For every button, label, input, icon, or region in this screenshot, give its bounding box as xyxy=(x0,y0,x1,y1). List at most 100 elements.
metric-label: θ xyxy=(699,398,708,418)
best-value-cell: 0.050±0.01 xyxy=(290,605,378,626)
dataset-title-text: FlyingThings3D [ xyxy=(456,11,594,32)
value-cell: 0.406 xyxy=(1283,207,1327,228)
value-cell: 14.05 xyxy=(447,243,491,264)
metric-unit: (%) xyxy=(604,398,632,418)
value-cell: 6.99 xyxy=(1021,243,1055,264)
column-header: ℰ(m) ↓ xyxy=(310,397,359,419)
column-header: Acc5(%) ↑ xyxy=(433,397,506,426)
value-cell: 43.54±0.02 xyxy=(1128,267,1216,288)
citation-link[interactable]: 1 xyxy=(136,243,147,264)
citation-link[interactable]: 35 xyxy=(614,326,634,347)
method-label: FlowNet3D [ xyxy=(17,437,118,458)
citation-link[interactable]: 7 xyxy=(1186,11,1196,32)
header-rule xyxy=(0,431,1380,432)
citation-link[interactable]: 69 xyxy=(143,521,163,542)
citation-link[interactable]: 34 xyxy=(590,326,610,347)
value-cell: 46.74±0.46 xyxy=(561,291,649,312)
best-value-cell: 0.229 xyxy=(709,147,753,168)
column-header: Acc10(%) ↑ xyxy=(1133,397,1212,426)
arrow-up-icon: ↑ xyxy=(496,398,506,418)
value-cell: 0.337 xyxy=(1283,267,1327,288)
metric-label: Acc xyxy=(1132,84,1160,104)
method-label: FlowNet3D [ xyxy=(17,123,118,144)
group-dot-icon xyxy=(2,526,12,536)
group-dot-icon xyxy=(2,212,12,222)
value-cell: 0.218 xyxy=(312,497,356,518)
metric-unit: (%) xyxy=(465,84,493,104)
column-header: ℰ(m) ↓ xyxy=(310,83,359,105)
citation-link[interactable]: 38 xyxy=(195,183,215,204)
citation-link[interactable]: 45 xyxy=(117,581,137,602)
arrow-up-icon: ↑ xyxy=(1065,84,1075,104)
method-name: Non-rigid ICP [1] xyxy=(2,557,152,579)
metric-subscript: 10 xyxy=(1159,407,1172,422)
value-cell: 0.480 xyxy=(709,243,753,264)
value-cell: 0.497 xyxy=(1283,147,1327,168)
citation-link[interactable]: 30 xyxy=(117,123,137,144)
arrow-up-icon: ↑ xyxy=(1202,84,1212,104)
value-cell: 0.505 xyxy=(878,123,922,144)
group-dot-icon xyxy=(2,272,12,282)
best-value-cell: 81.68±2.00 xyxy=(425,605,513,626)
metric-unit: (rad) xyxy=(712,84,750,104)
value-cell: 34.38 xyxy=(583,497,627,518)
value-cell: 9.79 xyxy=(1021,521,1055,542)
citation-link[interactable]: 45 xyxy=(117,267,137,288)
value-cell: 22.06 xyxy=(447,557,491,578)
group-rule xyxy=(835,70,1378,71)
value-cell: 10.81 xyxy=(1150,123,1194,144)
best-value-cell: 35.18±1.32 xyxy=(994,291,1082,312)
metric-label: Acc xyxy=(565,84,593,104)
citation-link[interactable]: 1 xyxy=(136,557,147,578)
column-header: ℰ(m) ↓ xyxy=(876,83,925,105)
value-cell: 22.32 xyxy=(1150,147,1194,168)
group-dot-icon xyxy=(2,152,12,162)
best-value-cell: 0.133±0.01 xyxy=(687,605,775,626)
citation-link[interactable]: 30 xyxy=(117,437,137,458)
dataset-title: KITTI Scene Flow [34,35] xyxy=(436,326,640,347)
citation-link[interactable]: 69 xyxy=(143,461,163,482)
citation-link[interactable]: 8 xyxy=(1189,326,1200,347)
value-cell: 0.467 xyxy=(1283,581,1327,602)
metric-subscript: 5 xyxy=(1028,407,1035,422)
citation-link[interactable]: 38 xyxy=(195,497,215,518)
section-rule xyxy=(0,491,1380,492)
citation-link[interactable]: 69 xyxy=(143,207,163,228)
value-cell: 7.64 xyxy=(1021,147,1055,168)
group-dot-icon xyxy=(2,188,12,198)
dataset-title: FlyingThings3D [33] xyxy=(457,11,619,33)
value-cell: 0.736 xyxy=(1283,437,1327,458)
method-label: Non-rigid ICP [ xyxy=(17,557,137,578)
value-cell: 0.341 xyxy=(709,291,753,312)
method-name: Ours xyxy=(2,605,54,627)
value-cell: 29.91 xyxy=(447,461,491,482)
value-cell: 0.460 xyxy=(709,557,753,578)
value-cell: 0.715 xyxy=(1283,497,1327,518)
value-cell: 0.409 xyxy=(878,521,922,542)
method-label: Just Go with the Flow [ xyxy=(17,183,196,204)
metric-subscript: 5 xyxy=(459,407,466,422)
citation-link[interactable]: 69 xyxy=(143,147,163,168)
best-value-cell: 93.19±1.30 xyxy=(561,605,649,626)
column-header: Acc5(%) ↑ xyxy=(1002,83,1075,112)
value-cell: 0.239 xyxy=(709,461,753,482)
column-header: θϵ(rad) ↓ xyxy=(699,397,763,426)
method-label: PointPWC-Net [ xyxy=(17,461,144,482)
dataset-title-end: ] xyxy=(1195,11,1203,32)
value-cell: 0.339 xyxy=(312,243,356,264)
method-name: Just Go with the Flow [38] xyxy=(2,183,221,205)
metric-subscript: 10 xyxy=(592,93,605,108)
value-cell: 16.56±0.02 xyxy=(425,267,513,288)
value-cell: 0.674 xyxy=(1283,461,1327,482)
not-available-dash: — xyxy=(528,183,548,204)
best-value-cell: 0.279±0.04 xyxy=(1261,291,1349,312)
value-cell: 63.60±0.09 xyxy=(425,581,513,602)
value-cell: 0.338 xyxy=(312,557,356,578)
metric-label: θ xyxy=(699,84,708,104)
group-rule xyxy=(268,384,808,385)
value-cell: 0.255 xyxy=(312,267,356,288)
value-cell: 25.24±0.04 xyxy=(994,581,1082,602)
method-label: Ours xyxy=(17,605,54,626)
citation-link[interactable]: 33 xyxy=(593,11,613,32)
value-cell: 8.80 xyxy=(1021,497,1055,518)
^^^^^^^^^^^^^^^^
• REQUIRED TASK
Put every line of the items above into a JSON list of strings, one string per line, leaving out blank lines.

• ANSWER BELOW
[
  "For every button, label, input, icon, or region in this screenshot, give its bounding box as xyxy=(x0,y0,x1,y1). List at most 100 elements.",
  "metric-label: θ xyxy=(699,398,708,418)",
  "best-value-cell: 0.050±0.01 xyxy=(290,605,378,626)",
  "dataset-title-text: FlyingThings3D [ xyxy=(456,11,594,32)",
  "value-cell: 0.406 xyxy=(1283,207,1327,228)",
  "value-cell: 14.05 xyxy=(447,243,491,264)",
  "metric-unit: (%) xyxy=(604,398,632,418)",
  "value-cell: 6.99 xyxy=(1021,243,1055,264)",
  "column-header: ℰ(m) ↓ xyxy=(310,397,359,419)",
  "column-header: Acc5(%) ↑ xyxy=(433,397,506,426)",
  "value-cell: 43.54±0.02 xyxy=(1128,267,1216,288)",
  "citation-link[interactable]: 1 xyxy=(136,243,147,264)",
  "citation-link[interactable]: 35 xyxy=(614,326,634,347)",
  "method-label: FlowNet3D [ xyxy=(17,437,118,458)",
  "citation-link[interactable]: 7 xyxy=(1186,11,1196,32)",
  "header-rule xyxy=(0,431,1380,432)",
  "citation-link[interactable]: 69 xyxy=(143,521,163,542)",
  "citation-link[interactable]: 34 xyxy=(590,326,610,347)",
  "value-cell: 46.74±0.46 xyxy=(561,291,649,312)",
  "best-value-cell: 0.229 xyxy=(709,147,753,168)",
  "column-header: Acc10(%) ↑ xyxy=(1133,397,1212,426)",
  "arrow-up-icon: ↑ xyxy=(496,398,506,418)",
  "value-cell: 0.337 xyxy=(1283,267,1327,288)",
  "metric-label: Acc xyxy=(1132,84,1160,104)",
  "method-label: FlowNet3D [ xyxy=(17,123,118,144)",
  "group-dot-icon xyxy=(2,526,12,536)",
  "group-dot-icon xyxy=(2,212,12,222)",
  "value-cell: 0.218 xyxy=(312,497,356,518)",
  "metric-unit: (%) xyxy=(465,84,493,104)",
  "column-header: ℰ(m) ↓ xyxy=(310,83,359,105)",
  "citation-link[interactable]: 38 xyxy=(195,183,215,204)",
  "citation-link[interactable]: 45 xyxy=(117,581,137,602)",
  "arrow-up-icon: ↑ xyxy=(1065,84,1075,104)",
  "method-name: Non-rigid ICP [1] xyxy=(2,557,152,579)",
  "metric-subscript: 10 xyxy=(1159,407,1172,422)",
  "value-cell: 0.480 xyxy=(709,243,753,264)",
  "value-cell: 0.497 xyxy=(1283,147,1327,168)",
  "citation-link[interactable]: 30 xyxy=(117,123,137,144)",
  "arrow-up-icon: ↑ xyxy=(1202,84,1212,104)",
  "value-cell: 0.505 xyxy=(878,123,922,144)",
  "group-dot-icon xyxy=(2,272,12,282)",
  "best-value-cell: 81.68±2.00 xyxy=(425,605,513,626)",
  "metric-unit: (rad) xyxy=(712,84,750,104)",
  "value-cell: 34.38 xyxy=(583,497,627,518)",
  "value-cell: 9.79 xyxy=(1021,521,1055,542)",
  "citation-link[interactable]: 45 xyxy=(117,267,137,288)",
  "value-cell: 22.06 xyxy=(447,557,491,578)",
  "group-rule xyxy=(835,70,1378,71)",
  "value-cell: 10.81 xyxy=(1150,123,1194,144)",
  "best-value-cell: 35.18±1.32 xyxy=(994,291,1082,312)",
  "metric-label: Acc xyxy=(565,84,593,104)",
  "citation-link[interactable]: 1 xyxy=(136,557,147,578)",
  "column-header: ℰ(m) ↓ xyxy=(876,83,925,105)",
  "value-cell: 22.32 xyxy=(1150,147,1194,168)",
  "group-dot-icon xyxy=(2,152,12,162)",
  "best-value-cell: 0.133±0.01 xyxy=(687,605,775,626)",
  "citation-link[interactable]: 30 xyxy=(117,437,137,458)",
  "dataset-title: KITTI Scene Flow [34,35] xyxy=(436,326,640,347)",
  "citation-link[interactable]: 69 xyxy=(143,461,163,482)",
  "citation-link[interactable]: 8 xyxy=(1189,326,1200,347)",
  "value-cell: 0.467 xyxy=(1283,581,1327,602)",
  "metric-subscript: 5 xyxy=(1028,407,1035,422)",
  "citation-link[interactable]: 38 xyxy=(195,497,215,518)",
  "section-rule xyxy=(0,491,1380,492)",
  "citation-link[interactable]: 69 xyxy=(143,207,163,228)",
  "value-cell: 7.64 xyxy=(1021,147,1055,168)",
  "group-dot-icon xyxy=(2,188,12,198)",
  "dataset-title: FlyingThings3D [33] xyxy=(457,11,619,33)",
  "value-cell: 0.736 xyxy=(1283,437,1327,458)",
  "method-label: Non-rigid ICP [ xyxy=(17,557,137,578)",
  "value-cell: 0.341 xyxy=(709,291,753,312)",
  "method-name: Ours xyxy=(2,605,54,627)",
  "value-cell: 29.91 xyxy=(447,461,491,482)",
  "value-cell: 0.460 xyxy=(709,557,753,578)",
  "value-cell: 0.715 xyxy=(1283,497,1327,518)",
  "value-cell: 0.409 xyxy=(878,521,922,542)",
  "method-label: Just Go with the Flow [ xyxy=(17,183,196,204)",
  "metric-subscript: 5 xyxy=(459,407,466,422)",
  "citation-link[interactable]: 69 xyxy=(143,147,163,168)",
  "best-value-cell: 93.19±1.30 xyxy=(561,605,649,626)",
  "column-header: Acc5(%) ↑ xyxy=(1002,83,1075,112)",
  "value-cell: 0.239 xyxy=(709,461,753,482)",
  "column-header: θϵ(rad) ↓ xyxy=(699,397,763,426)",
  "method-label: PointPWC-Net [ xyxy=(17,461,144,482)",
  "dataset-title-end: ] xyxy=(1195,11,1203,32)",
  "value-cell: 0.339 xyxy=(312,243,356,264)",
  "method-name: Just Go with the Flow [38] xyxy=(2,183,221,205)",
  "metric-subscript: 10 xyxy=(592,93,605,108)",
  "value-cell: 16.56±0.02 xyxy=(425,267,513,288)",
  "value-cell: 0.674 xyxy=(1283,461,1327,482)",
  "not-available-dash: — xyxy=(528,183,548,204)",
  "best-value-cell: 0.279±0.04 xyxy=(1261,291,1349,312)",
  "value-cell: 63.60±0.09 xyxy=(425,581,513,602)",
  "value-cell: 0.338 xyxy=(312,557,356,578)",
  "metric-label: θ xyxy=(699,84,708,104)",
  "group-rule xyxy=(268,384,808,385)",
  "value-cell: 0.255 xyxy=(312,267,356,288)",
  "value-cell: 25.24±0.04 xyxy=(994,581,1082,602)",
  "method-label: Ours xyxy=(17,605,54,626)",
  "citation-link[interactable]: 33 xyxy=(593,11,613,32)",
  "value-cell: 8.80 xyxy=(1021,497,1055,518)"
]